=== PASSAGE PROVIDED ===

● ● ● ●

# My old K39AF needs parts



## futz (Sep 17, 2009)

Years ago I bought a K39AF, as I get some demand for drain cleaning. I really don't want to be in that business, but what are ya gonna do? People are always asking me to clean drains. 

The little machine has been great. I don't use it very often, but now it's getting kind of worn out and needs parts. I looked on Ridgid's parts site and their K39AF parts list is for the newer model. Mine is the old forward-only autofeed. Will the new model parts fit my old dog?

I'm dithering over possibly just retiring the old K39 and buying maybe a K40 (not too thrilled with that one) or even splurging and getting a K50. I mostly clean kitchen lines and the odd tub and lav drain. With a K50 I guess I could also do the odd main line call I get. 

Any good advice?


----------



## plbgbiz (Aug 27, 2010)

I have no experience with the 39 but the 50 is waaaay to small for a main line. 2" is the max line size for it. 

For a sectional, you'll probably want a K60 minimum for 3" and above.


----------



## futz (Sep 17, 2009)

plbgbiz said:


> I have no experience with the 39 but the 50 is waaaay to small for a main line. 2" is the max line size for it.
> 
> For a sectional, you'll probably want a K60 minimum for 3" and above.


Really?! So Ridgid is just being optimistic in their advertising? Their site says it's good for 1-1/4" to 4".


----------



## plbgbiz (Aug 27, 2010)

futz said:


> Really?! So Ridgid is just being optimistic in their advertising? Their site says it's good for 1-1/4" to 4".


That's nutz , Futz. :laughing: They say up to 4" for a K50? :blink::blink: Not on my machine. Not unless I was trying to tie a blind bow knot. :laughing:

I'd say 4" can get a little dicey even with the 7/8" K60 if you are not careful.

● ● ● ●

Bounding box entries:
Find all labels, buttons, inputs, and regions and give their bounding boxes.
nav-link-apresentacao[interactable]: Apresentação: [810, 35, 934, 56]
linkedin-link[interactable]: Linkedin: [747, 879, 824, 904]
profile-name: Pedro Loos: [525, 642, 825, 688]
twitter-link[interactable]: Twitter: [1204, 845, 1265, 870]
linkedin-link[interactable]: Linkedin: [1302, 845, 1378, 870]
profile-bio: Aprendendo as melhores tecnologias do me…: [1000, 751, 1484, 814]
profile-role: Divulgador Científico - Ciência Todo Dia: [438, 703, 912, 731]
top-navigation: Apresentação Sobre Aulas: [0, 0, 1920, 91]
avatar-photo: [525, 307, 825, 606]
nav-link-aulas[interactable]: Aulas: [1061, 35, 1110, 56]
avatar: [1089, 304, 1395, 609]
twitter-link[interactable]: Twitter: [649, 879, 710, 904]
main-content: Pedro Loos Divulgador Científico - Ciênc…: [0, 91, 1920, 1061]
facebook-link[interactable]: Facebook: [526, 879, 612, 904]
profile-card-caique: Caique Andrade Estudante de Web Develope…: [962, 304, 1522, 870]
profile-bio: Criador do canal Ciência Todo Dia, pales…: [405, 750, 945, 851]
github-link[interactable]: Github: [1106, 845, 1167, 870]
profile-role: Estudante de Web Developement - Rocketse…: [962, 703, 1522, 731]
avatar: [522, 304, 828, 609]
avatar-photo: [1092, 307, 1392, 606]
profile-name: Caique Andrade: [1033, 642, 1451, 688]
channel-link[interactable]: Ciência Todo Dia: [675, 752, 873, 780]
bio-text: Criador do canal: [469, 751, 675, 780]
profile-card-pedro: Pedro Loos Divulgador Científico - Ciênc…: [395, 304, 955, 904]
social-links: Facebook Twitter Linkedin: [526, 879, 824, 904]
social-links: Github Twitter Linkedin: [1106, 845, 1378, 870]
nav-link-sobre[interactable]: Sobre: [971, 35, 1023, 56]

● ● ● ●

=== GOALS ===
**A.** List every distinct machine model designation that begins with the letter K in the forum thread about the K39AF drain cleaner.
**B.** From the forum thread about the K39AF drain cleaner, print the part that opens with the words containing "The little machine" and closes with "my old dog?".
**C.** Carry on the forum thread about the K39AF drain cleaner from the point where it stops.

=== OUTPUTS ===
**A.** K39AF, K39, K40, K50, K60

**B.**
The little machine has been great. I don't use it very often, but now it's getting kind of worn out and needs parts. I looked on Ridgid's parts site and their K39AF parts list is for the newer model. Mine is the old forward-only autofeed. Will the new model parts fit my old dog?

**C.**
----------



## futz (Sep 17, 2009)

plbgbiz said:


> They say up to 4" for a K50? :blink::blink:


That's what they say. :laughing:


----------



## plbgbiz (Aug 27, 2010)

futz said:


> That's what they say. :laughing:


I would not recommend it. Unless of course I were trying sell more cable. :whistling2:


----------



## SewerRatz (Apr 25, 2009)

Call Allan J Coleman on Monday, they will more than likely have the parts you need.


----------



## SewerRatz (Apr 25, 2009)

*As for the K-50*



> *Features*
> 
> 
> 
> ...




 As for Ridgid say it can do 4" lines read what I put in bold and underlined. Lots of floor drains are 4" I have rodded many underground 4" sink lines with the K-50 using the 5/8 cable and multiple cutters.

No where in the Features list does it say it is a good machine for rodding main lines.


----------



## futz (Sep 17, 2009)

Ah, reading their specs closer I see they recommend C9 heavy duty wind cable for 2" to 4". Most machine "kits" ship with the lighter C8 sections that are only good for up to 3" pipe (and that's probably a stretch). Whatever - I don't want to do mains anyway. I'll leave that for the guys that specialize in that stuff.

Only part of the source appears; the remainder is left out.